■ Goal
Copy the records below exactly, from the line containing "Decode this image" through the last line, and leave out every picture.

[Figure record listings]
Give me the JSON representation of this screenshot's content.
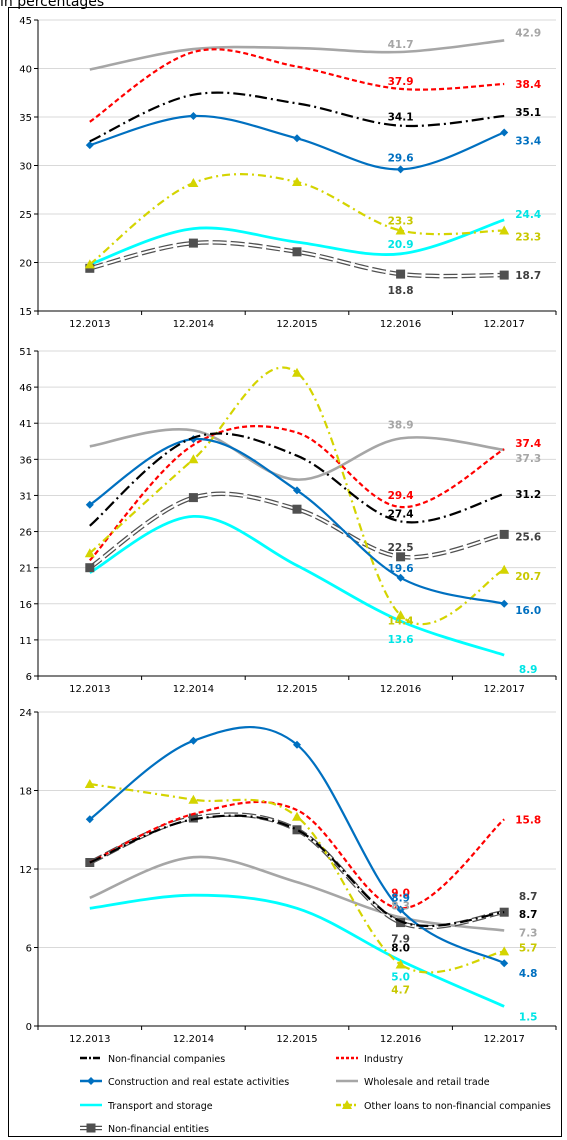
{
  "header": {
    "text": "in percentages"
  },
  "legend": {
    "items": [
      {
        "name": "Non-financial companies",
        "color": "#000000",
        "dash": "12,4,2,4",
        "marker": "none"
      },
      {
        "name": "Industry",
        "color": "#FF0000",
        "dash": "5,3",
        "marker": "none"
      },
      {
        "name": "Construction and real estate activities",
        "color": "#0070C0",
        "dash": "",
        "marker": "diamond"
      },
      {
        "name": "Wholesale and retail trade",
        "color": "#A6A6A6",
        "dash": "",
        "marker": "none"
      },
      {
        "name": "Transport and storage",
        "color": "#00FFFF",
        "dash": "",
        "marker": "none"
      },
      {
        "name": "Other loans to non-financial companies",
        "color": "#D4D400",
        "dash": "8,4,2,4",
        "marker": "triangle"
      },
      {
        "name": "Non-financial entities",
        "color": "#808080",
        "dash": "",
        "marker": "square-double"
      }
    ]
  },
  "chart_data": [
    {
      "type": "line",
      "categories": [
        "12.2013",
        "12.2014",
        "12.2015",
        "12.2016",
        "12.2017"
      ],
      "ylim": [
        15,
        45
      ],
      "yticks": [
        15,
        20,
        25,
        30,
        35,
        40,
        45
      ],
      "grid": true,
      "series": [
        {
          "name": "Non-financial companies",
          "values": [
            32.5,
            37.3,
            36.4,
            34.1,
            35.1
          ],
          "labels": [
            null,
            null,
            null,
            "34.1",
            "35.1"
          ],
          "label_color": "#000000"
        },
        {
          "name": "Industry",
          "values": [
            34.5,
            41.7,
            40.2,
            37.9,
            38.4
          ],
          "labels": [
            null,
            null,
            null,
            "37.9",
            "38.4"
          ],
          "label_color": "#FF0000"
        },
        {
          "name": "Construction and real estate activities",
          "values": [
            32.1,
            35.1,
            32.8,
            29.6,
            33.4
          ],
          "labels": [
            null,
            null,
            null,
            "29.6",
            "33.4"
          ],
          "label_color": "#0070C0"
        },
        {
          "name": "Wholesale and retail trade",
          "values": [
            39.9,
            42.0,
            42.1,
            41.7,
            42.9
          ],
          "labels": [
            null,
            null,
            null,
            "41.7",
            "42.9"
          ],
          "label_color": "#A6A6A6"
        },
        {
          "name": "Transport and storage",
          "values": [
            19.8,
            23.5,
            22.1,
            20.9,
            24.4
          ],
          "labels": [
            null,
            null,
            null,
            "20.9",
            "24.4"
          ],
          "label_color": "#00E5E5"
        },
        {
          "name": "Other loans to non-financial companies",
          "values": [
            19.8,
            28.2,
            28.3,
            23.3,
            23.3
          ],
          "labels": [
            null,
            null,
            null,
            "23.3",
            "23.3"
          ],
          "label_color": "#C8C800"
        },
        {
          "name": "Non-financial entities",
          "values": [
            19.4,
            22.0,
            21.1,
            18.8,
            18.7
          ],
          "labels": [
            null,
            null,
            null,
            "18.8",
            "18.7"
          ],
          "label_color": "#404040"
        }
      ]
    },
    {
      "type": "line",
      "categories": [
        "12.2013",
        "12.2014",
        "12.2015",
        "12.2016",
        "12.2017"
      ],
      "ylim": [
        6,
        51
      ],
      "yticks": [
        6,
        11,
        16,
        21,
        26,
        31,
        36,
        41,
        46,
        51
      ],
      "grid": true,
      "series": [
        {
          "name": "Non-financial companies",
          "values": [
            26.8,
            39.0,
            36.5,
            27.4,
            31.2
          ],
          "labels": [
            null,
            null,
            null,
            "27.4",
            "31.2"
          ],
          "label_color": "#000000"
        },
        {
          "name": "Industry",
          "values": [
            22.0,
            38.0,
            39.7,
            29.4,
            37.4
          ],
          "labels": [
            null,
            null,
            null,
            "29.4",
            "37.4"
          ],
          "label_color": "#FF0000"
        },
        {
          "name": "Construction and real estate activities",
          "values": [
            29.7,
            38.8,
            31.7,
            19.6,
            16.0
          ],
          "labels": [
            null,
            null,
            null,
            "19.6",
            "16.0"
          ],
          "label_color": "#0070C0"
        },
        {
          "name": "Wholesale and retail trade",
          "values": [
            37.8,
            40.0,
            33.2,
            38.9,
            37.3
          ],
          "labels": [
            null,
            null,
            null,
            "38.9",
            "37.3"
          ],
          "label_color": "#A6A6A6"
        },
        {
          "name": "Transport and storage",
          "values": [
            20.3,
            28.1,
            21.3,
            13.6,
            8.9
          ],
          "labels": [
            null,
            null,
            null,
            "13.6",
            "8.9"
          ],
          "label_color": "#00E5E5"
        },
        {
          "name": "Other loans to non-financial companies",
          "values": [
            23.0,
            36.0,
            48.0,
            14.4,
            20.7
          ],
          "labels": [
            null,
            null,
            null,
            "14.4",
            "20.7"
          ],
          "label_color": "#C8C800"
        },
        {
          "name": "Non-financial entities",
          "values": [
            21.0,
            30.7,
            29.1,
            22.5,
            25.6
          ],
          "labels": [
            null,
            null,
            null,
            "22.5",
            "25.6"
          ],
          "label_color": "#404040"
        }
      ]
    },
    {
      "type": "line",
      "categories": [
        "12.2013",
        "12.2014",
        "12.2015",
        "12.2016",
        "12.2017"
      ],
      "ylim": [
        0,
        24
      ],
      "yticks": [
        0,
        6,
        12,
        18,
        24
      ],
      "grid": true,
      "series": [
        {
          "name": "Non-financial companies",
          "values": [
            12.5,
            15.8,
            15.0,
            8.0,
            8.7
          ],
          "labels": [
            null,
            null,
            null,
            "8.0",
            "8.7"
          ],
          "label_color": "#000000"
        },
        {
          "name": "Industry",
          "values": [
            12.5,
            16.2,
            16.5,
            9.0,
            15.8
          ],
          "labels": [
            null,
            null,
            null,
            "9.0",
            "15.8"
          ],
          "label_color": "#FF0000"
        },
        {
          "name": "Construction and real estate activities",
          "values": [
            15.8,
            21.8,
            21.5,
            8.9,
            4.8
          ],
          "labels": [
            null,
            null,
            null,
            "8.9",
            "4.8"
          ],
          "label_color": "#0070C0"
        },
        {
          "name": "Wholesale and retail trade",
          "values": [
            9.8,
            12.9,
            11.0,
            8.3,
            7.3
          ],
          "labels": [
            null,
            null,
            null,
            "8.3",
            "7.3"
          ],
          "label_color": "#A6A6A6"
        },
        {
          "name": "Transport and storage",
          "values": [
            9.0,
            10.0,
            9.0,
            5.0,
            1.5
          ],
          "labels": [
            null,
            null,
            null,
            "5.0",
            "1.5"
          ],
          "label_color": "#00E5E5"
        },
        {
          "name": "Other loans to non-financial companies",
          "values": [
            18.5,
            17.3,
            16.0,
            4.7,
            5.7
          ],
          "labels": [
            null,
            null,
            null,
            "4.7",
            "5.7"
          ],
          "label_color": "#C8C800"
        },
        {
          "name": "Non-financial entities",
          "values": [
            12.5,
            15.9,
            15.0,
            7.9,
            8.7
          ],
          "labels": [
            null,
            null,
            null,
            "7.9",
            "8.7"
          ],
          "label_color": "#404040"
        }
      ]
    }
  ]
}
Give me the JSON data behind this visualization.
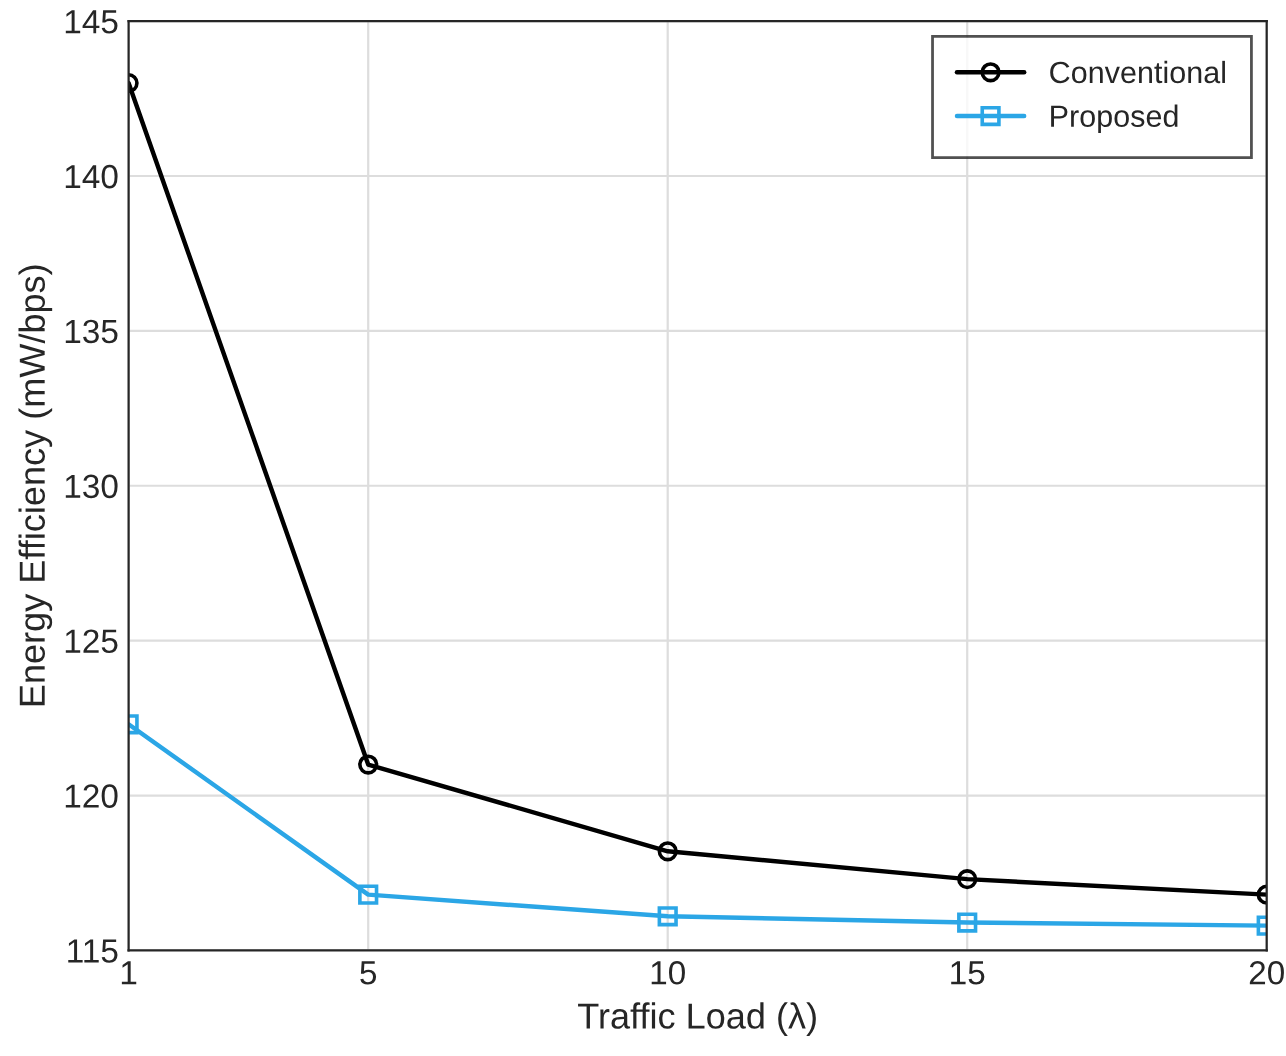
{
  "chart_data": {
    "type": "line",
    "xlabel": "Traffic Load (λ)",
    "ylabel": "Energy Efficiency (mW/bps)",
    "x": [
      1,
      5,
      10,
      15,
      20
    ],
    "series": [
      {
        "name": "Conventional",
        "color": "#000000",
        "marker": "circle",
        "values": [
          143.0,
          121.0,
          118.2,
          117.3,
          116.8
        ]
      },
      {
        "name": "Proposed",
        "color": "#2ba6e6",
        "marker": "square",
        "values": [
          122.3,
          116.8,
          116.1,
          115.9,
          115.8
        ]
      }
    ],
    "xlim": [
      1,
      20
    ],
    "xticks": [
      1,
      5,
      10,
      15,
      20
    ],
    "ylim": [
      115,
      145
    ],
    "yticks": [
      115,
      120,
      125,
      130,
      135,
      140,
      145
    ],
    "grid": true,
    "legend": "top right",
    "line_style": "solid"
  }
}
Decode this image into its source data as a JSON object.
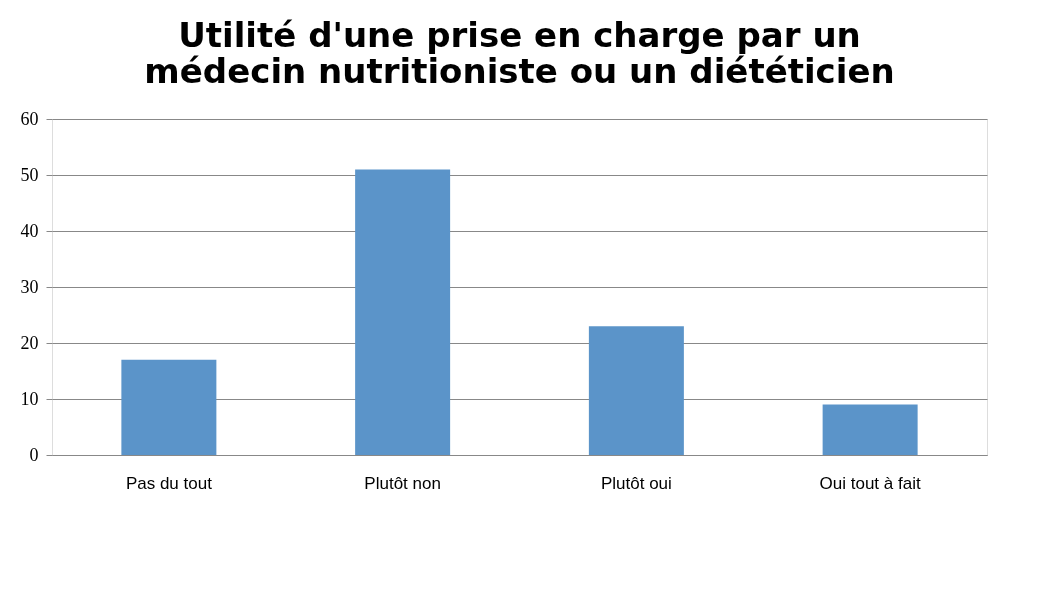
{
  "chart_data": {
    "type": "bar",
    "title": [
      "Utilité d'une prise en charge par un",
      "médecin nutritioniste ou un diététicien"
    ],
    "categories": [
      "Pas du tout",
      "Plutôt non",
      "Plutôt oui",
      "Oui tout à fait"
    ],
    "values": [
      17,
      51,
      23,
      9
    ],
    "color": "#5b94c9",
    "ylim": [
      0,
      60
    ],
    "yticks": [
      0,
      10,
      20,
      30,
      40,
      50,
      60
    ],
    "grid": "y"
  }
}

■ Result of the exercise
Decode this image into its source data as a JSON object.
{
  "chart_data": {
    "type": "bar",
    "title": [
      "Utilité d'une prise en charge par un",
      "médecin nutritioniste ou un diététicien"
    ],
    "categories": [
      "Pas du tout",
      "Plutôt non",
      "Plutôt oui",
      "Oui tout à fait"
    ],
    "values": [
      17,
      51,
      23,
      9
    ],
    "color": "#5b94c9",
    "ylim": [
      0,
      60
    ],
    "yticks": [
      0,
      10,
      20,
      30,
      40,
      50,
      60
    ],
    "grid": "y"
  }
}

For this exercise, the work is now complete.